Extracted data
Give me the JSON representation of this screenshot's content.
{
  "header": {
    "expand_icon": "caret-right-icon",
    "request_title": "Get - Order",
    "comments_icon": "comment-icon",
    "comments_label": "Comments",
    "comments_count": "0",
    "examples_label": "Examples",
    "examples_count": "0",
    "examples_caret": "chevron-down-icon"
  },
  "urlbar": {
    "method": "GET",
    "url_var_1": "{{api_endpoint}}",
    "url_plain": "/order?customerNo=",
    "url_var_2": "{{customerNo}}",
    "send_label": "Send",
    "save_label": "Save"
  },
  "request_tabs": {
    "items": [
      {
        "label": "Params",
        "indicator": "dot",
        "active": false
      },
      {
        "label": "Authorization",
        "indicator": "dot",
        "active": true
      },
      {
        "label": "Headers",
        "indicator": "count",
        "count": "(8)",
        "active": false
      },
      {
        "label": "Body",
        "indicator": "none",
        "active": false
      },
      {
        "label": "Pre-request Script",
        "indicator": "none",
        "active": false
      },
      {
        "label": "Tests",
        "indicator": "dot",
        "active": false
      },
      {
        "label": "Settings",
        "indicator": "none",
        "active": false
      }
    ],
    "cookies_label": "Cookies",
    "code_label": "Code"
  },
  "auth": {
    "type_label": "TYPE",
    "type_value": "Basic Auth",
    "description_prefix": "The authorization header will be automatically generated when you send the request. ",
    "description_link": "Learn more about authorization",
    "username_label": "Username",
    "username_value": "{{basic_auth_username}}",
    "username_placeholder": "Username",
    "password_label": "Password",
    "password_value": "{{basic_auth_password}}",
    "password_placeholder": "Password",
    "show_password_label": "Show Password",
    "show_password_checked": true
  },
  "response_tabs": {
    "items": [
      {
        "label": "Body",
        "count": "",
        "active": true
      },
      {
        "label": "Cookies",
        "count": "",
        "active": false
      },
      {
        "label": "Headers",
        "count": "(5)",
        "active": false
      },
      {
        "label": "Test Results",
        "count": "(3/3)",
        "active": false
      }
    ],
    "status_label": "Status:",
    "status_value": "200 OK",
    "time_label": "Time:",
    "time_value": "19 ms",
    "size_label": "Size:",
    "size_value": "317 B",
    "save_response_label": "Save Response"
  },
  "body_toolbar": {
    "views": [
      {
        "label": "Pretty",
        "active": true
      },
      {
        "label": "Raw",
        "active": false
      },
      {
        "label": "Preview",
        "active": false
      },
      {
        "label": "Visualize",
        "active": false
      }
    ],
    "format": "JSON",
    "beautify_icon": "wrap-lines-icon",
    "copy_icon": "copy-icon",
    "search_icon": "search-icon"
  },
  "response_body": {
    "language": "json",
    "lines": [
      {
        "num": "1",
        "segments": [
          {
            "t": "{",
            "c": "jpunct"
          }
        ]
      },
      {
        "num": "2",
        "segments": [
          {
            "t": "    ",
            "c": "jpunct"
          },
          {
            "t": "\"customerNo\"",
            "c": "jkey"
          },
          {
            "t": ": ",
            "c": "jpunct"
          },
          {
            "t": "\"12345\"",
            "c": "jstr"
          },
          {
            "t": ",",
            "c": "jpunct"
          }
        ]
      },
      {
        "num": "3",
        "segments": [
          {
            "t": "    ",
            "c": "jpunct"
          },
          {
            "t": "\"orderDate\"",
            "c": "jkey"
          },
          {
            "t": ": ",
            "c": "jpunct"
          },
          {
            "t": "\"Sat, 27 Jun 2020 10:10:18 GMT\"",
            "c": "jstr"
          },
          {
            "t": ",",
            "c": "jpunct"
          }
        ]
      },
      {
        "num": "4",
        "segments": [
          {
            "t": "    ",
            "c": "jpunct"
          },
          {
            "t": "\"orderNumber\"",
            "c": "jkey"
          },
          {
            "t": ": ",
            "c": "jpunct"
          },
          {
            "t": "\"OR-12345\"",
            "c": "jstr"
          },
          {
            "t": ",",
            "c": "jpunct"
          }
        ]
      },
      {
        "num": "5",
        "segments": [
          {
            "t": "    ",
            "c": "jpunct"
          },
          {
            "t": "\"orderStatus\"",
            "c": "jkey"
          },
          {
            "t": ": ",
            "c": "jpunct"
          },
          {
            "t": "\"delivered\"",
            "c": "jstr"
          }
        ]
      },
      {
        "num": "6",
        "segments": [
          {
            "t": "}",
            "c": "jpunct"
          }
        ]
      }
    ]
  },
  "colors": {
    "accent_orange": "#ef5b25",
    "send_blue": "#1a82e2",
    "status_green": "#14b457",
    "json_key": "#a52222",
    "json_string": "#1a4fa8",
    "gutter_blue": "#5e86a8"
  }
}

What the exercise asks
Each record above must be given again exactly.

Output for this exercise
Give me the JSON representation of this screenshot's content.
{
  "header": {
    "expand_icon": "caret-right-icon",
    "request_title": "Get - Order",
    "comments_icon": "comment-icon",
    "comments_label": "Comments",
    "comments_count": "0",
    "examples_label": "Examples",
    "examples_count": "0",
    "examples_caret": "chevron-down-icon"
  },
  "urlbar": {
    "method": "GET",
    "url_var_1": "{{api_endpoint}}",
    "url_plain": "/order?customerNo=",
    "url_var_2": "{{customerNo}}",
    "send_label": "Send",
    "save_label": "Save"
  },
  "request_tabs": {
    "items": [
      {
        "label": "Params",
        "indicator": "dot",
        "active": false
      },
      {
        "label": "Authorization",
        "indicator": "dot",
        "active": true
      },
      {
        "label": "Headers",
        "indicator": "count",
        "count": "(8)",
        "active": false
      },
      {
        "label": "Body",
        "indicator": "none",
        "active": false
      },
      {
        "label": "Pre-request Script",
        "indicator": "none",
        "active": false
      },
      {
        "label": "Tests",
        "indicator": "dot",
        "active": false
      },
      {
        "label": "Settings",
        "indicator": "none",
        "active": false
      }
    ],
    "cookies_label": "Cookies",
    "code_label": "Code"
  },
  "auth": {
    "type_label": "TYPE",
    "type_value": "Basic Auth",
    "description_prefix": "The authorization header will be automatically generated when you send the request. ",
    "description_link": "Learn more about authorization",
    "username_label": "Username",
    "username_value": "{{basic_auth_username}}",
    "username_placeholder": "Username",
    "password_label": "Password",
    "password_value": "{{basic_auth_password}}",
    "password_placeholder": "Password",
    "show_password_label": "Show Password",
    "show_password_checked": true
  },
  "response_tabs": {
    "items": [
      {
        "label": "Body",
        "count": "",
        "active": true
      },
      {
        "label": "Cookies",
        "count": "",
        "active": false
      },
      {
        "label": "Headers",
        "count": "(5)",
        "active": false
      },
      {
        "label": "Test Results",
        "count": "(3/3)",
        "active": false
      }
    ],
    "status_label": "Status:",
    "status_value": "200 OK",
    "time_label": "Time:",
    "time_value": "19 ms",
    "size_label": "Size:",
    "size_value": "317 B",
    "save_response_label": "Save Response"
  },
  "body_toolbar": {
    "views": [
      {
        "label": "Pretty",
        "active": true
      },
      {
        "label": "Raw",
        "active": false
      },
      {
        "label": "Preview",
        "active": false
      },
      {
        "label": "Visualize",
        "active": false
      }
    ],
    "format": "JSON",
    "beautify_icon": "wrap-lines-icon",
    "copy_icon": "copy-icon",
    "search_icon": "search-icon"
  },
  "response_body": {
    "language": "json",
    "lines": [
      {
        "num": "1",
        "segments": [
          {
            "t": "{",
            "c": "jpunct"
          }
        ]
      },
      {
        "num": "2",
        "segments": [
          {
            "t": "    ",
            "c": "jpunct"
          },
          {
            "t": "\"customerNo\"",
            "c": "jkey"
          },
          {
            "t": ": ",
            "c": "jpunct"
          },
          {
            "t": "\"12345\"",
            "c": "jstr"
          },
          {
            "t": ",",
            "c": "jpunct"
          }
        ]
      },
      {
        "num": "3",
        "segments": [
          {
            "t": "    ",
            "c": "jpunct"
          },
          {
            "t": "\"orderDate\"",
            "c": "jkey"
          },
          {
            "t": ": ",
            "c": "jpunct"
          },
          {
            "t": "\"Sat, 27 Jun 2020 10:10:18 GMT\"",
            "c": "jstr"
          },
          {
            "t": ",",
            "c": "jpunct"
          }
        ]
      },
      {
        "num": "4",
        "segments": [
          {
            "t": "    ",
            "c": "jpunct"
          },
          {
            "t": "\"orderNumber\"",
            "c": "jkey"
          },
          {
            "t": ": ",
            "c": "jpunct"
          },
          {
            "t": "\"OR-12345\"",
            "c": "jstr"
          },
          {
            "t": ",",
            "c": "jpunct"
          }
        ]
      },
      {
        "num": "5",
        "segments": [
          {
            "t": "    ",
            "c": "jpunct"
          },
          {
            "t": "\"orderStatus\"",
            "c": "jkey"
          },
          {
            "t": ": ",
            "c": "jpunct"
          },
          {
            "t": "\"delivered\"",
            "c": "jstr"
          }
        ]
      },
      {
        "num": "6",
        "segments": [
          {
            "t": "}",
            "c": "jpunct"
          }
        ]
      }
    ]
  },
  "colors": {
    "accent_orange": "#ef5b25",
    "send_blue": "#1a82e2",
    "status_green": "#14b457",
    "json_key": "#a52222",
    "json_string": "#1a4fa8",
    "gutter_blue": "#5e86a8"
  }
}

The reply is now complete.